━━━━━ Record extracts ━━━━━

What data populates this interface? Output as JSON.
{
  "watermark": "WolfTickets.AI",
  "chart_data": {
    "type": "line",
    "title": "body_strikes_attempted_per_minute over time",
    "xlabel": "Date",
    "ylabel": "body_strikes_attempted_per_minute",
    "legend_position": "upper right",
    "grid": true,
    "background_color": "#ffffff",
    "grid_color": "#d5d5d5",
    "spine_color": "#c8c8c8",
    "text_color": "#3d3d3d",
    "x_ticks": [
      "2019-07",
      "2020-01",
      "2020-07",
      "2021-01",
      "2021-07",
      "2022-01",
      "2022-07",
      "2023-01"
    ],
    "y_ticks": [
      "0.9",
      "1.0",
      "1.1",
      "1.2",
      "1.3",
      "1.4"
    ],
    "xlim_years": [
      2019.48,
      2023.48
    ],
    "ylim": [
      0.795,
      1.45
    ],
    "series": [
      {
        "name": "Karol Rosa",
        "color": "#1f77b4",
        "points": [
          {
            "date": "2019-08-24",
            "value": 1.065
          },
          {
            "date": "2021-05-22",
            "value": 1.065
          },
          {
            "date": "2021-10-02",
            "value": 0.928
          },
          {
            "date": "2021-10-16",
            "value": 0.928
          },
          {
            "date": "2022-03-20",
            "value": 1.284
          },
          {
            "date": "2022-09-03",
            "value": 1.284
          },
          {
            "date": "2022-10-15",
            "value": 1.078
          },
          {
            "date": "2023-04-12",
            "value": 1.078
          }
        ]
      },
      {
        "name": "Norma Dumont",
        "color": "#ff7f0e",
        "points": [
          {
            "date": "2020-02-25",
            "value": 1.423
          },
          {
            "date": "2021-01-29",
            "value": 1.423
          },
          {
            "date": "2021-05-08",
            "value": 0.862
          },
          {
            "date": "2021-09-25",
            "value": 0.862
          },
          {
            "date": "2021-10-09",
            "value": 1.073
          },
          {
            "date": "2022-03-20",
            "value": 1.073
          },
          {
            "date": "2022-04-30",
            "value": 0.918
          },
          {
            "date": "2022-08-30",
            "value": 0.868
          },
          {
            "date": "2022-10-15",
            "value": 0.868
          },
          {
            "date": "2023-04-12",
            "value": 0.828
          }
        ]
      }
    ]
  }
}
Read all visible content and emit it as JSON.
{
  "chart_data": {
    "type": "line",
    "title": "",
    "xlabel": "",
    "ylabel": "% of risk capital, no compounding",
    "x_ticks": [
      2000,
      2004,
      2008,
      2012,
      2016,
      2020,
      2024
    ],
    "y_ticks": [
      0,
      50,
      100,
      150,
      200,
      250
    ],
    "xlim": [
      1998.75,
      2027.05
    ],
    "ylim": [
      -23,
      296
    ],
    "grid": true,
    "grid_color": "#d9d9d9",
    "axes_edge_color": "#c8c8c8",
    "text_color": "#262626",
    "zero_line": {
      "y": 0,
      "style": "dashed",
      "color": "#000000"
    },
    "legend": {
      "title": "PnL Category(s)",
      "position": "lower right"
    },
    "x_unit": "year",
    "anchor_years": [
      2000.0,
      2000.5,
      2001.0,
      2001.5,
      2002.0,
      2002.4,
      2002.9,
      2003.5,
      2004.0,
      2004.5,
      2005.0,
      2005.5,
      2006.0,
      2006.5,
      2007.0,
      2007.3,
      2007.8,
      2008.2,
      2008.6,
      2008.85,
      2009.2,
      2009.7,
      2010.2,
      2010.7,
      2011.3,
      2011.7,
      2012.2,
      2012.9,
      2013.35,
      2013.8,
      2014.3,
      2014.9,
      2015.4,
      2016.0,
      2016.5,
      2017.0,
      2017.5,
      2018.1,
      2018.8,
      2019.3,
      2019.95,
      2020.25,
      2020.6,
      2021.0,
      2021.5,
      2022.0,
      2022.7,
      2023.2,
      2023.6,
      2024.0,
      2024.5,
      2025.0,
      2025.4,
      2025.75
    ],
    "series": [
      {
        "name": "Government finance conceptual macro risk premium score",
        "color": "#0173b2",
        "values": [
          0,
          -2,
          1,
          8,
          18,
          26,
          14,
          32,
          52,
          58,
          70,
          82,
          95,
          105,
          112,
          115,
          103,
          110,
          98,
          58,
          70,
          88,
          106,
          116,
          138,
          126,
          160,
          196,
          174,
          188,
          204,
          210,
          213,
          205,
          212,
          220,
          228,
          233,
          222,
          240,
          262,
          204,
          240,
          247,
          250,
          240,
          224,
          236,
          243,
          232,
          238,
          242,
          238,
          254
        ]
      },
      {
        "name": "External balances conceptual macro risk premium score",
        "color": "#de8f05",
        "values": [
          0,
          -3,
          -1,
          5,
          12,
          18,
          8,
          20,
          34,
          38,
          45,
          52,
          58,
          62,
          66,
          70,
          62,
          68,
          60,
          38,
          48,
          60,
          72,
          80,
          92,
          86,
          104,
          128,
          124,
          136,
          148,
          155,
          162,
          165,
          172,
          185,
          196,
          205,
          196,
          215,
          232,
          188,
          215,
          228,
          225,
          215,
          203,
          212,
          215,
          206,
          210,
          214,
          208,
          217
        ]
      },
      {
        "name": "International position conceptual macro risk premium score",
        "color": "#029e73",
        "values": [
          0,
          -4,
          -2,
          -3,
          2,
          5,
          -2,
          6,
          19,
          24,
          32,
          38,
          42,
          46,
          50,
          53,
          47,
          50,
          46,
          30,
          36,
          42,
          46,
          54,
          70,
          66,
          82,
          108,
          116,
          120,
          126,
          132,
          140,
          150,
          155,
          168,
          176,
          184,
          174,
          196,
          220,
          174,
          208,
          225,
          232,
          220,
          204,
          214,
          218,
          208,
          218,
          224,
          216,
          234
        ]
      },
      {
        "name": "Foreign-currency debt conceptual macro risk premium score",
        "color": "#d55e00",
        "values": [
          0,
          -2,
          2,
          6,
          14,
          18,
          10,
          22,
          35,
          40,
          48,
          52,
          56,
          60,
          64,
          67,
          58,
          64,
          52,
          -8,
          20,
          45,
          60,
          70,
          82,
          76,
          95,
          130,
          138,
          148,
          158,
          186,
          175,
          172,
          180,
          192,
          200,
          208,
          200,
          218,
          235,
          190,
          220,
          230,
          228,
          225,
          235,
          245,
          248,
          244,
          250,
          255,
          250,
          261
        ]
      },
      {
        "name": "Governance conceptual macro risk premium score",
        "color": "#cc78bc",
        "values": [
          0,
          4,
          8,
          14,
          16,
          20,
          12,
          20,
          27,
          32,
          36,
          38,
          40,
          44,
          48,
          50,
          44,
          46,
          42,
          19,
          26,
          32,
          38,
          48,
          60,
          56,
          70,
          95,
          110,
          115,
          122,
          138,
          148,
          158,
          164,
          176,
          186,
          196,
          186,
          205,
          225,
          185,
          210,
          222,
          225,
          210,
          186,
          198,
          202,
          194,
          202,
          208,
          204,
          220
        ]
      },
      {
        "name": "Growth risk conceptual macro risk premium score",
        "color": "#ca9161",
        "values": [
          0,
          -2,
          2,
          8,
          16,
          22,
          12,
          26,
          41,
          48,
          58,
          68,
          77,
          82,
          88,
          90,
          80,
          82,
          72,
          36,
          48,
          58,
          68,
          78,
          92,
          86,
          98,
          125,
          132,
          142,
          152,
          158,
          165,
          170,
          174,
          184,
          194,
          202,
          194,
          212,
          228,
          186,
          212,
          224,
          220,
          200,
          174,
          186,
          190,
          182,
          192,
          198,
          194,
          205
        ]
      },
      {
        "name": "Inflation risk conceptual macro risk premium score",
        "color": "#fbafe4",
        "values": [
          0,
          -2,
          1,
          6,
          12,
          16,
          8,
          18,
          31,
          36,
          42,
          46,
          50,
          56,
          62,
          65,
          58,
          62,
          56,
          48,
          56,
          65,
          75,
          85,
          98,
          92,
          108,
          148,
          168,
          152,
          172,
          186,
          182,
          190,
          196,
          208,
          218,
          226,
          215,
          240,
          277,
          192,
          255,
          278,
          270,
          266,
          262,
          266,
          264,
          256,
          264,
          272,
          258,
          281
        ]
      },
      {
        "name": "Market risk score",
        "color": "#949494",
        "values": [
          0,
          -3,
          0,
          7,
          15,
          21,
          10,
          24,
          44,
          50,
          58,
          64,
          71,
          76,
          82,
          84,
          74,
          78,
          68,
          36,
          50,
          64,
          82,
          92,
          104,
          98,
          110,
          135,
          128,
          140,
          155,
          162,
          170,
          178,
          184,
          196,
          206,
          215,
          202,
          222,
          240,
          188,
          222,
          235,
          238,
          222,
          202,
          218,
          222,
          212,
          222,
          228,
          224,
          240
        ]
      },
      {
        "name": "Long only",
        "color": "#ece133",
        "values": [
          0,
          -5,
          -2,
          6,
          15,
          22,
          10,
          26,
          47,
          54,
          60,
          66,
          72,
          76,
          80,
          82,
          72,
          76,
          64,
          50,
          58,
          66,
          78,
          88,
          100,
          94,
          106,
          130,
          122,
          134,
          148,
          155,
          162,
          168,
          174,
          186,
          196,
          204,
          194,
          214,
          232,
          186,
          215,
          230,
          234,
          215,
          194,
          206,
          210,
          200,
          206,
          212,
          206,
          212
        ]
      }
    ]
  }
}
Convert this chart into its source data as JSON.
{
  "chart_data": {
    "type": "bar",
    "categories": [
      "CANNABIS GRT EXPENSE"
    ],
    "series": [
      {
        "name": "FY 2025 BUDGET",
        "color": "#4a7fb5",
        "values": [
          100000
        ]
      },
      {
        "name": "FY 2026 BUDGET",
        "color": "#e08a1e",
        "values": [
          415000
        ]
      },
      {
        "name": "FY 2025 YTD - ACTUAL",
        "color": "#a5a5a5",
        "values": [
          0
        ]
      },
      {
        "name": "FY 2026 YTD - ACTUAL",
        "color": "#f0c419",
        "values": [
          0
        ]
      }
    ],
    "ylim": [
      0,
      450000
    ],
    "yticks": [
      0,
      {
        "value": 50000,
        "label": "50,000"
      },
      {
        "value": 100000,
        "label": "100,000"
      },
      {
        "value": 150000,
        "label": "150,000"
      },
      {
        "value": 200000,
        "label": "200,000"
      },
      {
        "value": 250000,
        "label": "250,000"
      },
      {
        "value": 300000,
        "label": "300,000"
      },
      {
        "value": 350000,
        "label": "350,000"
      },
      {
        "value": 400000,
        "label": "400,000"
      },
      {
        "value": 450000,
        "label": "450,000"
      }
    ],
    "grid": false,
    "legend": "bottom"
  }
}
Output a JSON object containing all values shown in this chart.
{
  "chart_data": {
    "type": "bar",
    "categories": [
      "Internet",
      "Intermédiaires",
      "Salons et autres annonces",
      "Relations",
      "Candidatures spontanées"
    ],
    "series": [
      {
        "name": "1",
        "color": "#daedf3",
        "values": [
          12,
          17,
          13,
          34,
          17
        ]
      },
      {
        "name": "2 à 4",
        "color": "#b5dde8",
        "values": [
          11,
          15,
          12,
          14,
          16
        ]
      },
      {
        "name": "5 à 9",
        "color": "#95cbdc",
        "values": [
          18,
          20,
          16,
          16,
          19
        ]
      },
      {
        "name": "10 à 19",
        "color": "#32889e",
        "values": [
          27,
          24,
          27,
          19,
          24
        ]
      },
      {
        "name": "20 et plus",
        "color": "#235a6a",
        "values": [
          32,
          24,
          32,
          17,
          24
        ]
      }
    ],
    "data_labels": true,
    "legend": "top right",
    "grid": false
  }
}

━━━━━

Requirements: Copy out all lines where the word "score" appears.

Problem solution:
        "name": "Government finance conceptual macro risk premium score",
        "name": "External balances conceptual macro risk premium score",
        "name": "International position conceptual macro risk premium score",
        "name": "Foreign-currency debt conceptual macro risk premium score",
        "name": "Governance conceptual macro risk premium score",
        "name": "Growth risk conceptual macro risk premium score",
        "name": "Inflation risk conceptual macro risk premium score",
        "name": "Market risk score",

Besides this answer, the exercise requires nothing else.